Yazılı soru a: Veri kümesi satırlarından "- data-point: [1801, 1390, 1818, 1408]" içeren satırla "- data-point: [802, 1332, 819, 1349]" içeren satır arasındakileri, bu iki satır da dahil olmak üzere, hiç değiştirmeden yazın.

Kitaplar Bizim İçindir Onlara Ulaşın

“Ve siz kitap okumayanlar;
asla yeni bir kitap almanın sevincini yaşayamayacaksınız, üzülün.” -La Edri

 

Çağımızdaki insanların sorunları bence tek bir şeyden kaynaklanıyor: Hayatlarında sanat yok, özellikle de kitap yok; okumuyorlar. Şimdi tabii ki herkes sanat yapamaz sevemez, yaratıcı olanlar yapar bizlere de yorumlaması düşer. İşte bizde bu noktada, yorumlamada, eksiklik var. Bilgisayarda oyun oynamak, magazin izlemek/dinlemek, saçma sapan videolar izlemek nedense daha cazip geliyor sanat eserlerinden, sanattan.

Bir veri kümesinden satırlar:

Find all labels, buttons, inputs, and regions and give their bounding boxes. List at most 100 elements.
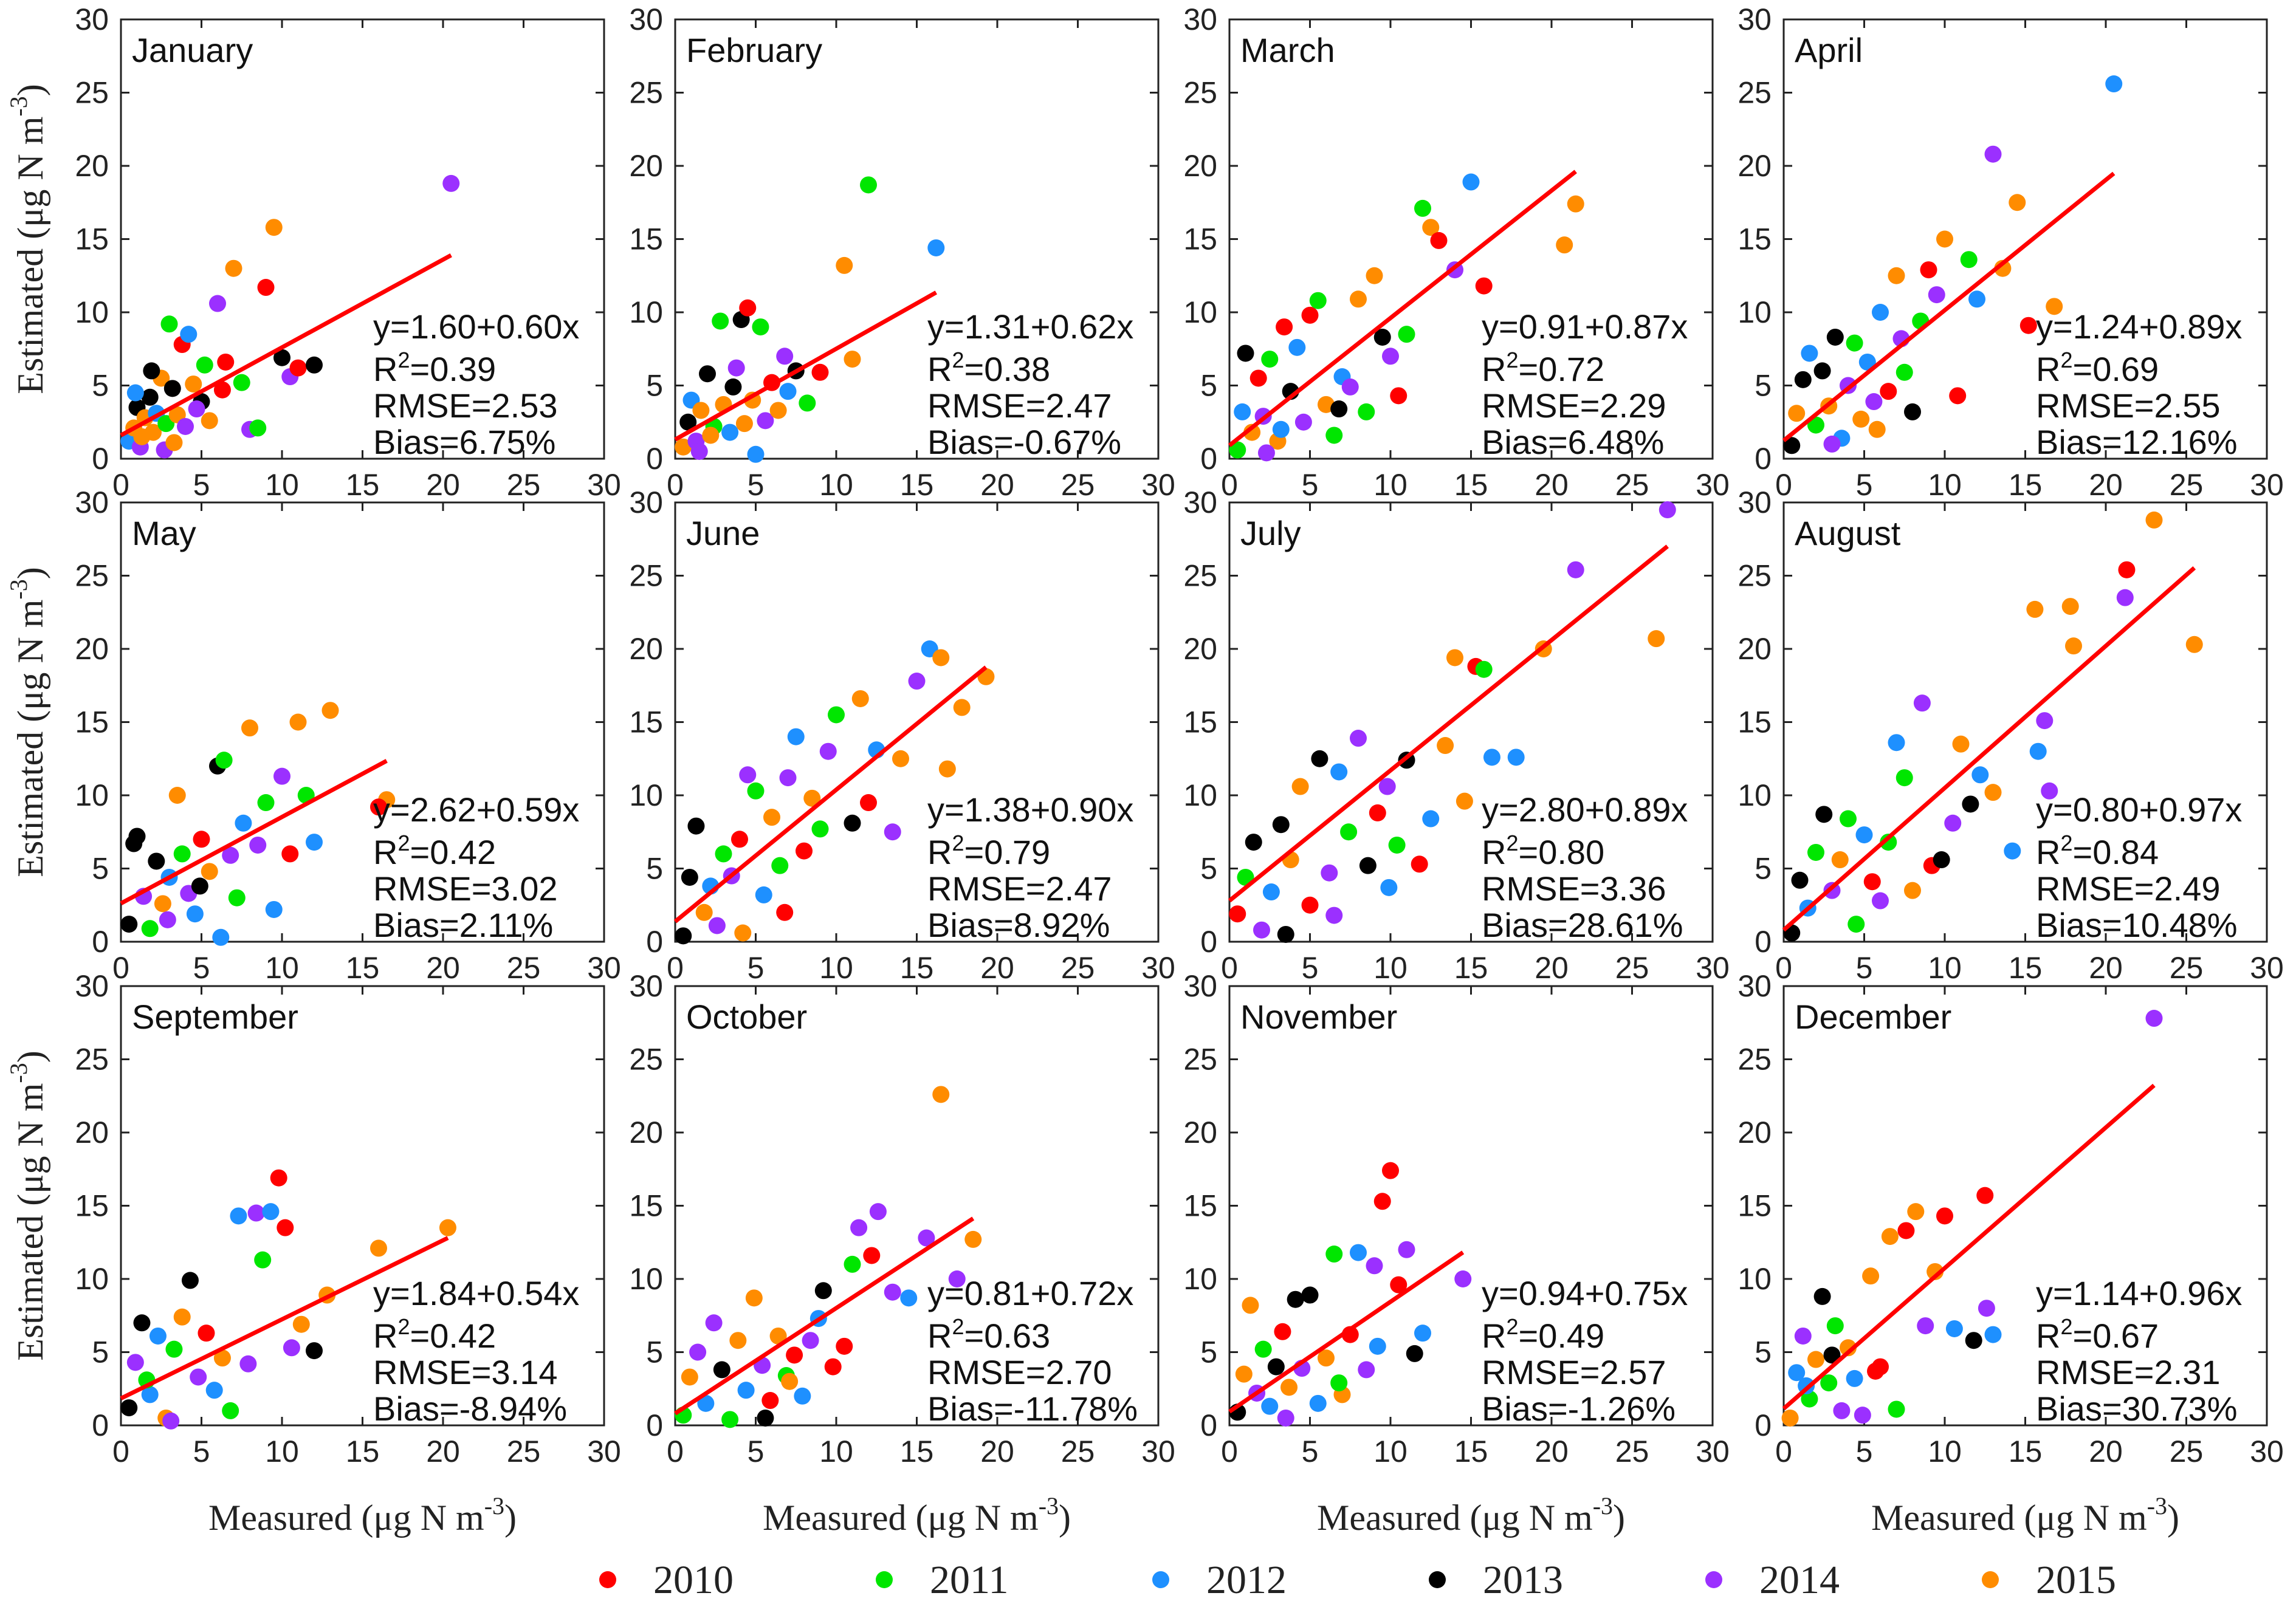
- data-point: [1801, 1390, 1818, 1408]
- data-point: [702, 427, 720, 444]
- data-point: [1896, 769, 1913, 787]
- data-point: [213, 1349, 231, 1367]
- y-tick-label: 30: [75, 485, 109, 519]
- data-point: [1245, 834, 1262, 851]
- x-tick-label: 5: [1856, 468, 1873, 502]
- axes-frame: [674, 18, 1160, 460]
- data-point: [1341, 378, 1359, 396]
- axes-frame: [1782, 985, 2268, 1427]
- fit-equation: y=1.31+0.62x: [927, 307, 1133, 346]
- panel-february: 00 5 5 10 10 15 15 20 20 25 25 30 30 February y=1.31+0…: [629, 2, 1175, 502]
- y-tick-label: 10: [1737, 778, 1772, 812]
- data-point: [1556, 236, 1573, 254]
- data-point: [1960, 251, 1978, 269]
- data-point: [2029, 742, 2047, 760]
- r-squared: R2=0.67: [2036, 1314, 2159, 1355]
- x-tick-label: 0: [667, 468, 684, 502]
- y-tick-label: 0: [646, 925, 663, 959]
- data-point: [2046, 298, 2063, 315]
- data-point: [734, 924, 752, 942]
- fit-line: [674, 290, 938, 442]
- data-point: [1462, 173, 1480, 191]
- data-point: [1243, 423, 1261, 441]
- data-point: [162, 1412, 180, 1430]
- panel-april: 00 5 5 10 10 15 15 20 20 25 25 30 30 April y=1.24+0.89…: [1737, 2, 2283, 502]
- data-point: [1962, 795, 1979, 813]
- data-point: [1826, 328, 1844, 346]
- legend-marker: [1429, 1571, 1446, 1588]
- data-point: [1794, 371, 1812, 388]
- bias: Bias=30.73%: [2036, 1390, 2238, 1428]
- fit-line: [1228, 170, 1577, 447]
- legend-entry-2015: 2015: [1982, 1558, 2116, 1602]
- y-tick-label: 30: [1737, 2, 1772, 36]
- bias: Bias=-1.26%: [1482, 1390, 1676, 1428]
- data-point: [1350, 290, 1367, 308]
- data-point: [133, 1314, 151, 1332]
- fit-line: [673, 665, 988, 924]
- data-point: [1309, 292, 1327, 309]
- x-tick-label: 10: [265, 468, 299, 502]
- r-squared: R2=0.79: [927, 831, 1050, 871]
- fit-line: [1782, 171, 2116, 442]
- y-tick-label: 0: [646, 442, 663, 476]
- data-point: [802, 1332, 819, 1349]
- x-tick-label: 15: [2009, 951, 2043, 985]
- data-point: [1945, 1320, 1963, 1337]
- legend-label: 2013: [1483, 1558, 1563, 1602]
- data-point: [1301, 896, 1319, 914]
- x-tick-label: 20: [426, 951, 460, 985]
- data-point: [796, 842, 813, 860]
- y-tick-label: 20: [75, 1116, 109, 1150]
- data-point: [180, 326, 198, 343]
- data-point: [721, 423, 739, 441]
- data-point: [126, 384, 144, 402]
- panel-november: 00 5 5 10 10 15 15 20 20 25 25 30 30 November y=0.94+0…: [1183, 969, 1729, 1538]
- data-point: [1978, 1300, 1995, 1317]
- data-point: [228, 889, 246, 906]
- data-point: [2065, 637, 2082, 655]
- data-point: [1820, 1374, 1838, 1392]
- data-point: [120, 1399, 138, 1417]
- x-tick-label: 0: [112, 468, 129, 502]
- data-point: [289, 713, 307, 731]
- data-point: [1330, 1374, 1348, 1392]
- data-point: [1287, 1290, 1304, 1308]
- y-tick-label: 10: [75, 1262, 109, 1296]
- x-tick-label: 25: [507, 951, 541, 985]
- data-point: [1847, 916, 1865, 933]
- fit-line: [674, 1216, 975, 1416]
- x-tick-label: 30: [2250, 468, 2284, 502]
- data-point: [814, 1282, 832, 1300]
- y-tick-label: 5: [1755, 369, 1772, 403]
- data-point: [2041, 782, 2058, 800]
- data-point: [851, 690, 869, 707]
- data-point: [1414, 199, 1431, 217]
- data-point: [844, 1255, 861, 1273]
- x-axis-label: Measured (μg N m-3): [1871, 1492, 2179, 1538]
- data-point: [1358, 1361, 1375, 1379]
- data-point: [149, 1327, 167, 1345]
- x-tick-label: 20: [980, 951, 1014, 985]
- r-squared: R2=0.84: [2036, 831, 2159, 871]
- data-point: [1794, 1327, 1812, 1345]
- data-point: [1272, 420, 1290, 438]
- data-point: [1288, 338, 1306, 356]
- data-point: [1280, 1379, 1298, 1396]
- data-point: [1813, 1287, 1831, 1305]
- data-point: [1567, 561, 1584, 578]
- data-point: [141, 388, 159, 406]
- data-point: [745, 1289, 763, 1307]
- data-point: [863, 1247, 881, 1264]
- data-point: [1276, 318, 1293, 336]
- data-point: [724, 378, 742, 396]
- y-tick-label: 30: [1183, 969, 1217, 1003]
- data-point: [1411, 855, 1428, 873]
- data-point: [819, 742, 837, 760]
- data-point: [1840, 810, 1857, 828]
- data-point: [1369, 1337, 1386, 1355]
- y-tick-label: 0: [1755, 925, 1772, 959]
- x-tick-label: 30: [1696, 468, 1730, 502]
- data-point: [1833, 1402, 1851, 1419]
- data-point: [370, 1239, 387, 1257]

Yazılı soru b:
Belge bölümüne göre şu soruları yanıtlayın:
(i) Baştaki alıntıya göre kitap okumayanlar hangi sevinci asla yaşayamayacak?
(ii) Yazara göre çağımızdaki insanların sorunları neyden kaynaklanıyor?
(iii) Yazar eksikliğin hangi noktada olduğunu söylüyor?

Yazılı cevap a:
- data-point: [1801, 1390, 1818, 1408]
- data-point: [702, 427, 720, 444]
- data-point: [1896, 769, 1913, 787]
- data-point: [213, 1349, 231, 1367]
- y-tick-label: 30: [75, 485, 109, 519]
- data-point: [1245, 834, 1262, 851]
- x-tick-label: 5: [1856, 468, 1873, 502]
- axes-frame: [674, 18, 1160, 460]
- data-point: [1341, 378, 1359, 396]
- axes-frame: [1782, 985, 2268, 1427]
- fit-equation: y=1.31+0.62x: [927, 307, 1133, 346]
- panel-february: 00 5 5 10 10 15 15 20 20 25 25 30 30 February y=1.31+0…: [629, 2, 1175, 502]
- y-tick-label: 10: [1737, 778, 1772, 812]
- data-point: [1556, 236, 1573, 254]
- data-point: [1960, 251, 1978, 269]
- data-point: [2029, 742, 2047, 760]
- r-squared: R2=0.67: [2036, 1314, 2159, 1355]
- x-tick-label: 0: [667, 468, 684, 502]
- y-tick-label: 0: [646, 925, 663, 959]
- data-point: [2046, 298, 2063, 315]
- data-point: [734, 924, 752, 942]
- fit-line: [674, 290, 938, 442]
- data-point: [1462, 173, 1480, 191]
- data-point: [1243, 423, 1261, 441]
- data-point: [162, 1412, 180, 1430]
- panel-april: 00 5 5 10 10 15 15 20 20 25 25 30 30 April y=1.24+0.89…: [1737, 2, 2283, 502]
- data-point: [1962, 795, 1979, 813]
- data-point: [1826, 328, 1844, 346]
- legend-marker: [1429, 1571, 1446, 1588]
- data-point: [1794, 371, 1812, 388]
- bias: Bias=30.73%: [2036, 1390, 2238, 1428]
- fit-line: [1228, 170, 1577, 447]
- legend-entry-2015: 2015: [1982, 1558, 2116, 1602]
- y-tick-label: 30: [1737, 2, 1772, 36]
- bias: Bias=-1.26%: [1482, 1390, 1676, 1428]
- data-point: [1350, 290, 1367, 308]
- data-point: [133, 1314, 151, 1332]
- fit-line: [673, 665, 988, 924]
- data-point: [1309, 292, 1327, 309]
- x-tick-label: 10: [265, 468, 299, 502]
- r-squared: R2=0.79: [927, 831, 1050, 871]
- fit-line: [1782, 171, 2116, 442]
- y-tick-label: 0: [646, 442, 663, 476]
- data-point: [802, 1332, 819, 1349]

Yazılı cevap b:
(i) Yeni bir kitap almanın sevincini.
(ii) Hayatlarında sanatın, özellikle de kitabın olmamasından, yani okumamalarından.
(iii) Yorumlamada.